Repeat, line for line, the entries printed below.
——
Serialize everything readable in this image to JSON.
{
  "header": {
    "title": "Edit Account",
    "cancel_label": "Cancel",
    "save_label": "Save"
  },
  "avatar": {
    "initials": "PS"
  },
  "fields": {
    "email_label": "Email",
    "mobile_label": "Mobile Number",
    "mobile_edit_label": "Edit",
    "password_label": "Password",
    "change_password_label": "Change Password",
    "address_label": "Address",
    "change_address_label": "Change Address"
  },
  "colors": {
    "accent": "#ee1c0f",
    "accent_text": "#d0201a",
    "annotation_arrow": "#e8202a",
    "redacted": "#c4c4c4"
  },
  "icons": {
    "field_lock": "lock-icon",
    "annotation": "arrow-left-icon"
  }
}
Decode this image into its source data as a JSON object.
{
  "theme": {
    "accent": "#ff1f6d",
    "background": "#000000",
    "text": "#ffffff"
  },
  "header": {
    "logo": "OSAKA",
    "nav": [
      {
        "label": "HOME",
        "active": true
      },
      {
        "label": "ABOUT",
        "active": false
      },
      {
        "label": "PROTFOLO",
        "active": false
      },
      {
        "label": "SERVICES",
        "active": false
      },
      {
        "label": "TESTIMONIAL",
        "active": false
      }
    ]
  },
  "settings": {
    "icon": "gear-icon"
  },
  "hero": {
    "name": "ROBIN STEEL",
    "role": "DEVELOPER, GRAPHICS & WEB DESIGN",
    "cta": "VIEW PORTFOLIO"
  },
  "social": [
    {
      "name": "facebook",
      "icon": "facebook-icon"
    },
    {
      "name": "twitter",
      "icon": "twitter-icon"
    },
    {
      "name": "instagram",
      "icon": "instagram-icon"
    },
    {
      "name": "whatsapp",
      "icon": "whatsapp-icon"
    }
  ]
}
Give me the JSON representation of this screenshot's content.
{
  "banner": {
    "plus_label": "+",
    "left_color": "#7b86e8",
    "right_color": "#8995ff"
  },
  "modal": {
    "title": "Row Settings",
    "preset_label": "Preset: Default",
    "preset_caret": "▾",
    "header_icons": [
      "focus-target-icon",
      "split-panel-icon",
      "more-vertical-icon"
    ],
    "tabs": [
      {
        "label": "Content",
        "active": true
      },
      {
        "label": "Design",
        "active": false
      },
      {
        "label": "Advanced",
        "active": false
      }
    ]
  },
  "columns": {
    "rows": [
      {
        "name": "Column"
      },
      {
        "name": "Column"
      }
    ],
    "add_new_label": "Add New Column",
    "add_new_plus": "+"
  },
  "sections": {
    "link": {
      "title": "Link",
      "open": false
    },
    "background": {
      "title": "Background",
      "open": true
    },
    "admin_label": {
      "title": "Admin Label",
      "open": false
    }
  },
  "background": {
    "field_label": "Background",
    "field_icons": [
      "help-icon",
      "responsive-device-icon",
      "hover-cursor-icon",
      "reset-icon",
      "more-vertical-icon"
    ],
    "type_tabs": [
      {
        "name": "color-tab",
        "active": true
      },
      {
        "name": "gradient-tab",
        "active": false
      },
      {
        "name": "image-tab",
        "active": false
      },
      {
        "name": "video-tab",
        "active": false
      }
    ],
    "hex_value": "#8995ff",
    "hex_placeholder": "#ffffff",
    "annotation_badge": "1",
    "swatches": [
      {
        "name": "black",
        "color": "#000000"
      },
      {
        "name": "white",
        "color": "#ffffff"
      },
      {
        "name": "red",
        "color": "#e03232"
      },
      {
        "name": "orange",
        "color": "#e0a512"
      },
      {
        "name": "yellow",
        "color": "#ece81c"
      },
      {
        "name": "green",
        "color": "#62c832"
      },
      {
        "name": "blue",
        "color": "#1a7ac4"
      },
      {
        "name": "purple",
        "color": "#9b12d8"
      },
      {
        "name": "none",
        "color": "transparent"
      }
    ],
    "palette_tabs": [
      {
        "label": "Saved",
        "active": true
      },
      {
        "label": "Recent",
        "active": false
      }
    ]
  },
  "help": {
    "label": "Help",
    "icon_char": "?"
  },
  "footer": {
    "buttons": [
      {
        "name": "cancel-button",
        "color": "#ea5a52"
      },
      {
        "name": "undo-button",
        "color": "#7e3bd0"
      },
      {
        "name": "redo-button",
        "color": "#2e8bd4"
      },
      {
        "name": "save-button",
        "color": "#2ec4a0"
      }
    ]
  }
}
——
**Exercise output**
Serialize everything readable in this image to JSON.
{
  "header": {
    "title": "Edit Account",
    "cancel_label": "Cancel",
    "save_label": "Save"
  },
  "avatar": {
    "initials": "PS"
  },
  "fields": {
    "email_label": "Email",
    "mobile_label": "Mobile Number",
    "mobile_edit_label": "Edit",
    "password_label": "Password",
    "change_password_label": "Change Password",
    "address_label": "Address",
    "change_address_label": "Change Address"
  },
  "colors": {
    "accent": "#ee1c0f",
    "accent_text": "#d0201a",
    "annotation_arrow": "#e8202a",
    "redacted": "#c4c4c4"
  },
  "icons": {
    "field_lock": "lock-icon",
    "annotation": "arrow-left-icon"
  }
}
Decode this image into its source data as a JSON object.
{
  "theme": {
    "accent": "#ff1f6d",
    "background": "#000000",
    "text": "#ffffff"
  },
  "header": {
    "logo": "OSAKA",
    "nav": [
      {
        "label": "HOME",
        "active": true
      },
      {
        "label": "ABOUT",
        "active": false
      },
      {
        "label": "PROTFOLO",
        "active": false
      },
      {
        "label": "SERVICES",
        "active": false
      },
      {
        "label": "TESTIMONIAL",
        "active": false
      }
    ]
  },
  "settings": {
    "icon": "gear-icon"
  },
  "hero": {
    "name": "ROBIN STEEL",
    "role": "DEVELOPER, GRAPHICS & WEB DESIGN",
    "cta": "VIEW PORTFOLIO"
  },
  "social": [
    {
      "name": "facebook",
      "icon": "facebook-icon"
    },
    {
      "name": "twitter",
      "icon": "twitter-icon"
    },
    {
      "name": "instagram",
      "icon": "instagram-icon"
    },
    {
      "name": "whatsapp",
      "icon": "whatsapp-icon"
    }
  ]
}
Give me the JSON representation of this screenshot's content.
{
  "banner": {
    "plus_label": "+",
    "left_color": "#7b86e8",
    "right_color": "#8995ff"
  },
  "modal": {
    "title": "Row Settings",
    "preset_label": "Preset: Default",
    "preset_caret": "▾",
    "header_icons": [
      "focus-target-icon",
      "split-panel-icon",
      "more-vertical-icon"
    ],
    "tabs": [
      {
        "label": "Content",
        "active": true
      },
      {
        "label": "Design",
        "active": false
      },
      {
        "label": "Advanced",
        "active": false
      }
    ]
  },
  "columns": {
    "rows": [
      {
        "name": "Column"
      },
      {
        "name": "Column"
      }
    ],
    "add_new_label": "Add New Column",
    "add_new_plus": "+"
  },
  "sections": {
    "link": {
      "title": "Link",
      "open": false
    },
    "background": {
      "title": "Background",
      "open": true
    },
    "admin_label": {
      "title": "Admin Label",
      "open": false
    }
  },
  "background": {
    "field_label": "Background",
    "field_icons": [
      "help-icon",
      "responsive-device-icon",
      "hover-cursor-icon",
      "reset-icon",
      "more-vertical-icon"
    ],
    "type_tabs": [
      {
        "name": "color-tab",
        "active": true
      },
      {
        "name": "gradient-tab",
        "active": false
      },
      {
        "name": "image-tab",
        "active": false
      },
      {
        "name": "video-tab",
        "active": false
      }
    ],
    "hex_value": "#8995ff",
    "hex_placeholder": "#ffffff",
    "annotation_badge": "1",
    "swatches": [
      {
        "name": "black",
        "color": "#000000"
      },
      {
        "name": "white",
        "color": "#ffffff"
      },
      {
        "name": "red",
        "color": "#e03232"
      },
      {
        "name": "orange",
        "color": "#e0a512"
      },
      {
        "name": "yellow",
        "color": "#ece81c"
      },
      {
        "name": "green",
        "color": "#62c832"
      },
      {
        "name": "blue",
        "color": "#1a7ac4"
      },
      {
        "name": "purple",
        "color": "#9b12d8"
      },
      {
        "name": "none",
        "color": "transparent"
      }
    ],
    "palette_tabs": [
      {
        "label": "Saved",
        "active": true
      },
      {
        "label": "Recent",
        "active": false
      }
    ]
  },
  "help": {
    "label": "Help",
    "icon_char": "?"
  },
  "footer": {
    "buttons": [
      {
        "name": "cancel-button",
        "color": "#ea5a52"
      },
      {
        "name": "undo-button",
        "color": "#7e3bd0"
      },
      {
        "name": "redo-button",
        "color": "#2e8bd4"
      },
      {
        "name": "save-button",
        "color": "#2ec4a0"
      }
    ]
  }
}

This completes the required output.